Most Ghanaian migrants migrate internally instead of migrating outside the country. More than half of internal migrants move to the southern-located capital, Accra, and the Ashanti region. The majority of migrants originate from rural areas. However, communities with higher levels of literacy, income, higher rates of subsidised medical care, better access to water and sanitation are less likely to produce migrants.
Reasons for internal migration vary, but economic incentives are key. The majority of migration is in order to find work. Other motives include education and marriage, although women are generally more likely than men to migrate for marriage.
Some forms of migration are on the rise, which is the case for young women and girls aged between 10 and 35 years migrating to Accra to work as Kayayei.
Kayayei predominantly originate from the three northern regions of the country i.e. the Northern, Upper East and Upper West regions and their primary destinations are the markets of the Greater Accra and Ashanti regions.
The majority of Kayayei tend to move around the age of 13-17 and stay in their destination cities for a maximum of five years. Their main motivation is economic – to provide for themselves and their family. For girls with little or no education nor formal qualifications, Kayayei work is attractive because no assets are required to begin working. Carrying goods does not require any equipment (apart from one basin in which the items are carried) or training. The informal nature of the work also makes it easy for Kayayei to leave their jobs and return home.

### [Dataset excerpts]
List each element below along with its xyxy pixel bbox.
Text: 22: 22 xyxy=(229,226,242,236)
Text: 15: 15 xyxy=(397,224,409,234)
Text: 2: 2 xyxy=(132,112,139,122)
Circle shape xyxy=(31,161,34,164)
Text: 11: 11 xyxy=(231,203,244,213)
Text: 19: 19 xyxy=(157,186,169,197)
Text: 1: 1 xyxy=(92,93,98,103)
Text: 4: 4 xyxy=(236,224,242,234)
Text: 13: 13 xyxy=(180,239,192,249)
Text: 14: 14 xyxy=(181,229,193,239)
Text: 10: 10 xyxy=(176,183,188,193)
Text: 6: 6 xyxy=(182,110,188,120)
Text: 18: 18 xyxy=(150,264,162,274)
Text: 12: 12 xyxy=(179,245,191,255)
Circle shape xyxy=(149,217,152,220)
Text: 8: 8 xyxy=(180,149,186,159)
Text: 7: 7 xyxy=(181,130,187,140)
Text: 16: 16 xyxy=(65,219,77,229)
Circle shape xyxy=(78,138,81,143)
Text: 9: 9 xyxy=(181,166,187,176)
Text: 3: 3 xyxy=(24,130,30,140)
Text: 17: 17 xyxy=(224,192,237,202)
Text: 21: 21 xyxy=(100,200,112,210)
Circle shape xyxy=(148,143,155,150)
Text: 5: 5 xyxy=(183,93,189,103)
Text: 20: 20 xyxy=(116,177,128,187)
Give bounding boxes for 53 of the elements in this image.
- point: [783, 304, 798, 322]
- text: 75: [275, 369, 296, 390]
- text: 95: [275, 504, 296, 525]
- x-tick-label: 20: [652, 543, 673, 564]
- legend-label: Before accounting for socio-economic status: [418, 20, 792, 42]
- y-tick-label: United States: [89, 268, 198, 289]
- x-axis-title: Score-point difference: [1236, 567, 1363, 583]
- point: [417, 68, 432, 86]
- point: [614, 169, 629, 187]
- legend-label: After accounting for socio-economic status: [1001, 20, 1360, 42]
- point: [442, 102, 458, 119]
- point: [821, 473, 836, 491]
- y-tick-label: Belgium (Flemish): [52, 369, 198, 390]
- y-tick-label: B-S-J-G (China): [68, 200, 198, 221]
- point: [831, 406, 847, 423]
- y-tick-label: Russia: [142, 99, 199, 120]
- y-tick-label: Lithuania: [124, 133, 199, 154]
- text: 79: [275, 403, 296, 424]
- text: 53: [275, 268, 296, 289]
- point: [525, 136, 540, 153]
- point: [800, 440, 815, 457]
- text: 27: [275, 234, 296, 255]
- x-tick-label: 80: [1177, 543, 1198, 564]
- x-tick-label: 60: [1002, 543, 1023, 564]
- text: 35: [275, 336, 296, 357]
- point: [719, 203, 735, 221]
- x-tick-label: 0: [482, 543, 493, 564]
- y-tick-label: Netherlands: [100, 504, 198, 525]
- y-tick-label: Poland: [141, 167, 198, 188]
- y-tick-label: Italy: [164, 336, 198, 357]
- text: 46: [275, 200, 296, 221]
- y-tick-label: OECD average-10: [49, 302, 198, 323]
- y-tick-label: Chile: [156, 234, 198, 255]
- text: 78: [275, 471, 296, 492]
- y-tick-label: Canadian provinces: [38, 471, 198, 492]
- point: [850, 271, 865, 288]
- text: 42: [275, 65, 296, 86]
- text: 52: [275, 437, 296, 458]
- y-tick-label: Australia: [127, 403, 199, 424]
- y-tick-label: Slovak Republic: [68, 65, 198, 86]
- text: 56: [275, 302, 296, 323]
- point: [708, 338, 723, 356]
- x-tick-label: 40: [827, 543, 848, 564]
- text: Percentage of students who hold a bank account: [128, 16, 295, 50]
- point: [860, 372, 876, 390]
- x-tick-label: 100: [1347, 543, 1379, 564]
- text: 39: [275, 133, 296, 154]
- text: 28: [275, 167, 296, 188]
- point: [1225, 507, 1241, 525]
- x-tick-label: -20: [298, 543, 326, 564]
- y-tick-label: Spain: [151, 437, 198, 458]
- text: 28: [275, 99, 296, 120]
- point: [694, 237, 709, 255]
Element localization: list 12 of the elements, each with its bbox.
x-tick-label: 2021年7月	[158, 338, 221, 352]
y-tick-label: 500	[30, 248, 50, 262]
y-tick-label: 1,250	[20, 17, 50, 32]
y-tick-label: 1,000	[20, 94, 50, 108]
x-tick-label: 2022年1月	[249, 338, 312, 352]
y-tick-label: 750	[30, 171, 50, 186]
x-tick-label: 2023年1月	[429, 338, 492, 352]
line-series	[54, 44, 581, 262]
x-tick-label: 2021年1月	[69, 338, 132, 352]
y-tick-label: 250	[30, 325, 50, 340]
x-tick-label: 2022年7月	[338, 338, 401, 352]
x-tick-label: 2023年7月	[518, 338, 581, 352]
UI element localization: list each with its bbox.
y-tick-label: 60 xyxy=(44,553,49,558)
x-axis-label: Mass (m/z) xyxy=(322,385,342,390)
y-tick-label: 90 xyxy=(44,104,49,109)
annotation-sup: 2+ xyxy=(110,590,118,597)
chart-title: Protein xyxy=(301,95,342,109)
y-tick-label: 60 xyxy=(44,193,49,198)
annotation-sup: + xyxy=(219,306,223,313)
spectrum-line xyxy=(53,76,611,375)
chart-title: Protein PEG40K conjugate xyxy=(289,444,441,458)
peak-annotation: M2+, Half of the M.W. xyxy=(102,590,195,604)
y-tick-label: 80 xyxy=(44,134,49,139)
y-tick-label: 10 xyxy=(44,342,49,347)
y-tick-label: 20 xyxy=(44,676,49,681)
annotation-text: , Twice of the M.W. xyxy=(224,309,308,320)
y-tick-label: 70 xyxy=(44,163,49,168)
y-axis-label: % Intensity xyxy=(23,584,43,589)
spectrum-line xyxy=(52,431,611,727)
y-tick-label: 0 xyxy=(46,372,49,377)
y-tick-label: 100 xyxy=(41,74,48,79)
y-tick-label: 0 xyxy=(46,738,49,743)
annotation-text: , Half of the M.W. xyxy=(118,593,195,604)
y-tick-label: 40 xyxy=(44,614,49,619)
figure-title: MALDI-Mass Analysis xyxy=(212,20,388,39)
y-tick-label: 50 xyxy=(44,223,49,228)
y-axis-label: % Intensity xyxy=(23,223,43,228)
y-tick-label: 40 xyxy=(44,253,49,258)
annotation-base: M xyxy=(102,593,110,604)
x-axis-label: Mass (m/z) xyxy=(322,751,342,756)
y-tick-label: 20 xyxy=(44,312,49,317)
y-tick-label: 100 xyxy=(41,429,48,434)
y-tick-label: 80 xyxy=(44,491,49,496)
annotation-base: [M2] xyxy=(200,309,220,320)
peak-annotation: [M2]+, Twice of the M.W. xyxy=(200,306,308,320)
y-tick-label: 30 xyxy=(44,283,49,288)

### [WHAT IS REQUIRED]
Rewrite the passage on Ghanaian migration between "Reasons for internal" and "and Ashanti regions.", inclusive, with "economic incentives" changed to "financial incentives".

### [PROBLEM SOLUTION]
Reasons for internal migration vary, but financial incentives are key. The majority of migration is in order to find work. Other motives include education and marriage, although women are generally more likely than men to migrate for marriage.
Some forms of migration are on the rise, which is the case for young women and girls aged between 10 and 35 years migrating to Accra to work as Kayayei.
Kayayei predominantly originate from the three northern regions of the country i.e. the Northern, Upper East and Upper West regions and their primary destinations are the markets of the Greater Accra and Ashanti regions.